◆ Work to complete
Search the data for the word "stage" and copy every line where it occurs.

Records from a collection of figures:
╔══
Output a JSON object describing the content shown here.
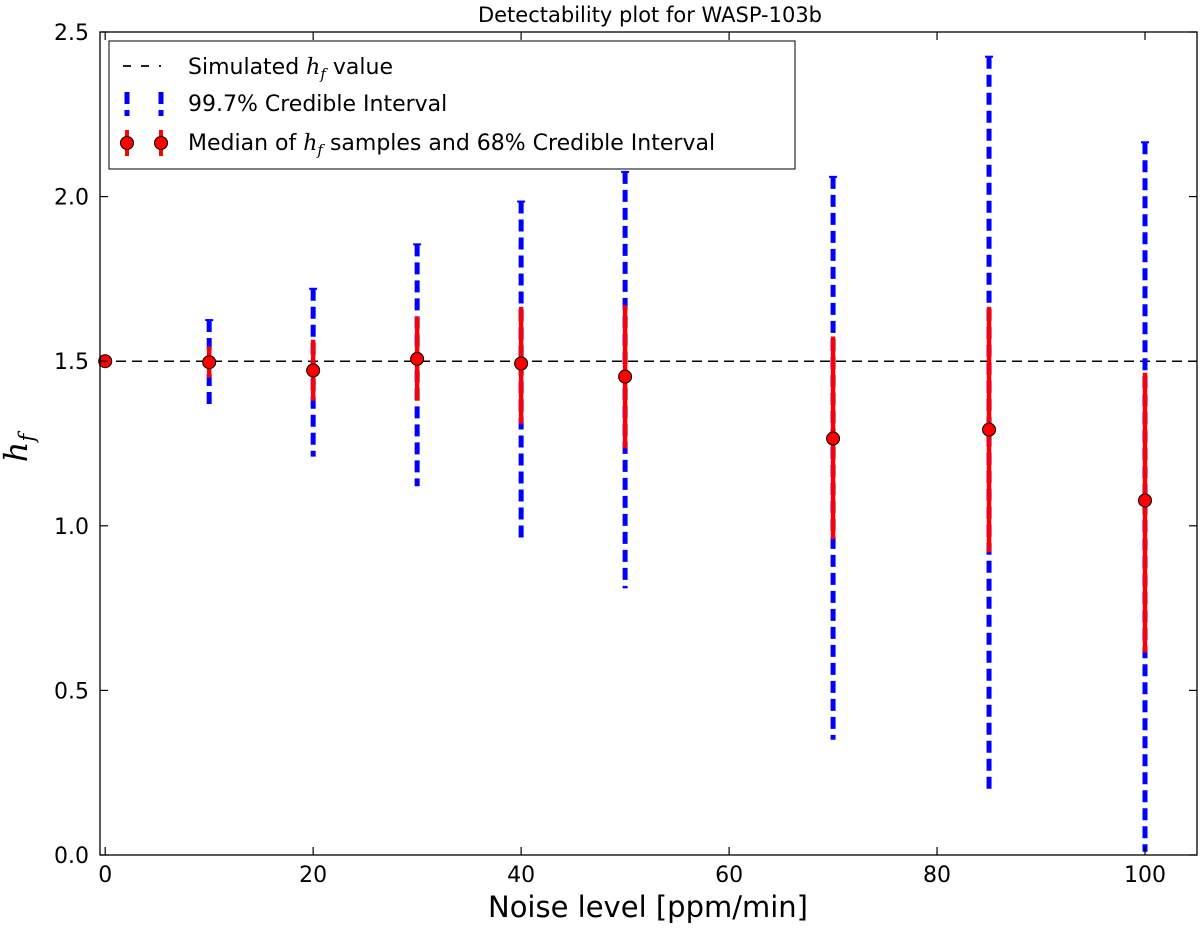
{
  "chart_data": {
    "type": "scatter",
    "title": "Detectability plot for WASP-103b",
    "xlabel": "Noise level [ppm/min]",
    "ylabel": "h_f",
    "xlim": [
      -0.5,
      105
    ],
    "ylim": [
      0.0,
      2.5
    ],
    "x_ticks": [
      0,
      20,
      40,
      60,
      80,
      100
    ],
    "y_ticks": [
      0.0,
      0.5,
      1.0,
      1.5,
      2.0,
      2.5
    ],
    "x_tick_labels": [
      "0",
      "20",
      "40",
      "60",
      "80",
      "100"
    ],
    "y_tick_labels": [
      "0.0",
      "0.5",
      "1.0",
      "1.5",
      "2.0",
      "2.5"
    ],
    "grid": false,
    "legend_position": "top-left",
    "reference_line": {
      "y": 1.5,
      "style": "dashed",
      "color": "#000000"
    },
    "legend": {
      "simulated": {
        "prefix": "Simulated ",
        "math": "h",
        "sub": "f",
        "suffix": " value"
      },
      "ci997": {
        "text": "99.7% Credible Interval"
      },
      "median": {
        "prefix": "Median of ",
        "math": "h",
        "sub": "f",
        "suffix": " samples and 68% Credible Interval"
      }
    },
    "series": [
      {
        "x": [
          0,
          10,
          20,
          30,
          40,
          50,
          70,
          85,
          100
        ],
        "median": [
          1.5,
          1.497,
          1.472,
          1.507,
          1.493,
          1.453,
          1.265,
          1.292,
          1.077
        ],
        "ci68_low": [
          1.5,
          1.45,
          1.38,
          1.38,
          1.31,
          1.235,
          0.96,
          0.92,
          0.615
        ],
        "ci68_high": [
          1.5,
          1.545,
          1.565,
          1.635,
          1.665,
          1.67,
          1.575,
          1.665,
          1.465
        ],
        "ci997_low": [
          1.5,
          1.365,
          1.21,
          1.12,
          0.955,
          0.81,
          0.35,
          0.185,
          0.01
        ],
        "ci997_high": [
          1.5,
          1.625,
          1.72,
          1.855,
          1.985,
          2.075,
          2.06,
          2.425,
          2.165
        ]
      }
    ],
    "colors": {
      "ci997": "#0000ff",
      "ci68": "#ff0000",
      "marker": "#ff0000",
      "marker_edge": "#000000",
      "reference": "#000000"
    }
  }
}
╚══
╔══
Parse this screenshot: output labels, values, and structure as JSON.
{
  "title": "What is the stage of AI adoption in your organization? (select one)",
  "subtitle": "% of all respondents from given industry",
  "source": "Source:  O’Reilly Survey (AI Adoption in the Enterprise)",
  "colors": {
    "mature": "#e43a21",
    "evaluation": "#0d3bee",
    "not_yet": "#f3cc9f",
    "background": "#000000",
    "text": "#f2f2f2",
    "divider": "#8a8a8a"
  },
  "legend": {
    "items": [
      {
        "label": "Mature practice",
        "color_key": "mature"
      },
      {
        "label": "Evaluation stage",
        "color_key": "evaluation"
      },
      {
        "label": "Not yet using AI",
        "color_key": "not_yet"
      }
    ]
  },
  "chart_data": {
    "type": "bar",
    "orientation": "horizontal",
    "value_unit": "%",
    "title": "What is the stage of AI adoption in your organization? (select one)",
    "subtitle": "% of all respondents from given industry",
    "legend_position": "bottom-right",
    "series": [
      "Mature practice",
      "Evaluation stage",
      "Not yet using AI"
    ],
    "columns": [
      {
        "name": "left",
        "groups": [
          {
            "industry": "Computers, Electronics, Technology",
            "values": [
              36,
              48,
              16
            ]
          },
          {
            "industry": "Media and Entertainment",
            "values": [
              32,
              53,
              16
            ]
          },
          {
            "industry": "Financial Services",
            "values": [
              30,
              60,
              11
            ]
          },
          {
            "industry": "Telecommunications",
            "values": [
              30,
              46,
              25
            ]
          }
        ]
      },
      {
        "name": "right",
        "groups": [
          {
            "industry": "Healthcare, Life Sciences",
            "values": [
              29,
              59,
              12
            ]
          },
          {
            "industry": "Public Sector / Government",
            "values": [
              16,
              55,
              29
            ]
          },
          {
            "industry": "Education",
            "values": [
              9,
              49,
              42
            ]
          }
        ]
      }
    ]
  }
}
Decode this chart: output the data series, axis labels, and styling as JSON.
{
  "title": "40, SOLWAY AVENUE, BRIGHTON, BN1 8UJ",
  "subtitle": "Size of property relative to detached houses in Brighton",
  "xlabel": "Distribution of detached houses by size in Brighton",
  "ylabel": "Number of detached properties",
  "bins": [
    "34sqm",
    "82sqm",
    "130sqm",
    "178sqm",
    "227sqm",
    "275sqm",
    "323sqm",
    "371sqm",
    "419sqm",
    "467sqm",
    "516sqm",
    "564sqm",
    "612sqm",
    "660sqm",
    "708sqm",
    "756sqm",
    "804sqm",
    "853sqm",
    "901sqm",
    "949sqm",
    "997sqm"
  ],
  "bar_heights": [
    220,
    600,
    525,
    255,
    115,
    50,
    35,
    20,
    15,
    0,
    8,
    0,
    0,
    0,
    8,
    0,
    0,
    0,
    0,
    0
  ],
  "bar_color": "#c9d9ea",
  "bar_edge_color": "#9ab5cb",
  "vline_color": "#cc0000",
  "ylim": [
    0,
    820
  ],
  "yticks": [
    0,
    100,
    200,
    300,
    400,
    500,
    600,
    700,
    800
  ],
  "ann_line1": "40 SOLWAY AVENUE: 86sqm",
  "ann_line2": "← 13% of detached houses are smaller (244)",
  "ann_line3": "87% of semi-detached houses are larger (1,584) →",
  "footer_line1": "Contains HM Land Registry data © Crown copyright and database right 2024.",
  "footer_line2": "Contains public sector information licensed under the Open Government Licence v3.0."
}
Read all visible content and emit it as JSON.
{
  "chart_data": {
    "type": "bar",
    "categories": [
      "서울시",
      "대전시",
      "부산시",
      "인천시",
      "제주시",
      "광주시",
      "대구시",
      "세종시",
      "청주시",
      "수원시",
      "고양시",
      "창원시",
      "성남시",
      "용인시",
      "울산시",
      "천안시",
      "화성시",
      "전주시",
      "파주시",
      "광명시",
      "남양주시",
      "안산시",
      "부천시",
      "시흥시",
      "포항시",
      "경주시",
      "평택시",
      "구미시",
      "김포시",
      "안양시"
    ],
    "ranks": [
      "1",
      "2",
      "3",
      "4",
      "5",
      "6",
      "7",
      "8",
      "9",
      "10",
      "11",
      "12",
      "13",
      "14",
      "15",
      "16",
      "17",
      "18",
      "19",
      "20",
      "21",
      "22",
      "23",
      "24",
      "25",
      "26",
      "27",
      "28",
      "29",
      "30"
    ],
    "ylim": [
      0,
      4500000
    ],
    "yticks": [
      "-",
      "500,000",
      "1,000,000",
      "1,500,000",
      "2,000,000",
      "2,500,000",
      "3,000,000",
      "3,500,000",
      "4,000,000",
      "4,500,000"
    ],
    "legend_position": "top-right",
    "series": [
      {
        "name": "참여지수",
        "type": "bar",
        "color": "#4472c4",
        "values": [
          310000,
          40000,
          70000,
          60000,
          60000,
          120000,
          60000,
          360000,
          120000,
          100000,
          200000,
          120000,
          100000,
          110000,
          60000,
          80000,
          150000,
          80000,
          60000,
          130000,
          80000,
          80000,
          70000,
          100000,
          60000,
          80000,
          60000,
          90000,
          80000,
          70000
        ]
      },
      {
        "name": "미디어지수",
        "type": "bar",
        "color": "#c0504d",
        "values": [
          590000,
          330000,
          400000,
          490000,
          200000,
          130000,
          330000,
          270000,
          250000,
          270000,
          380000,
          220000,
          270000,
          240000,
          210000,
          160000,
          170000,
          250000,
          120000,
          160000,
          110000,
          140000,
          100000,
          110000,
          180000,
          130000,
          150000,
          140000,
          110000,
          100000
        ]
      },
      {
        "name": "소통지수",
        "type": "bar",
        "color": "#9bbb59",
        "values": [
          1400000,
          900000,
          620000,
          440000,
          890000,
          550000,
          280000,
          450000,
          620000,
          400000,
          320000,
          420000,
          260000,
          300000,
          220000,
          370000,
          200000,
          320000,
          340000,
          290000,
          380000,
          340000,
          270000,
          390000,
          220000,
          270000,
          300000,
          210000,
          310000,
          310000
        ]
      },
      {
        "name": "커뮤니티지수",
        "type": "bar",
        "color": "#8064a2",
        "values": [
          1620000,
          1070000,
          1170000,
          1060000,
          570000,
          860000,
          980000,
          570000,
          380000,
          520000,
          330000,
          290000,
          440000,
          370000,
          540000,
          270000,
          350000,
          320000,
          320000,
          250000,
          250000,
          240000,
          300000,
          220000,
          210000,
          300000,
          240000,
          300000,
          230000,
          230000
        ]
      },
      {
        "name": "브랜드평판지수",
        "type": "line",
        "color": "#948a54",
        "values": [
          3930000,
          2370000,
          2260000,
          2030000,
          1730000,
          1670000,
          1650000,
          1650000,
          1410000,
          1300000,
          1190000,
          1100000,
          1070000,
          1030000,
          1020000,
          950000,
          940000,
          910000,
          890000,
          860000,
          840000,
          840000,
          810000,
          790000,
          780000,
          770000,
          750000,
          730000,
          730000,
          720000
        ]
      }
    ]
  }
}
╚══
◆ Response to this task
  "title": "What is the stage of AI adoption in your organization? (select one)",
        "label": "Evaluation stage",
    "title": "What is the stage of AI adoption in your organization? (select one)",
      "Evaluation stage",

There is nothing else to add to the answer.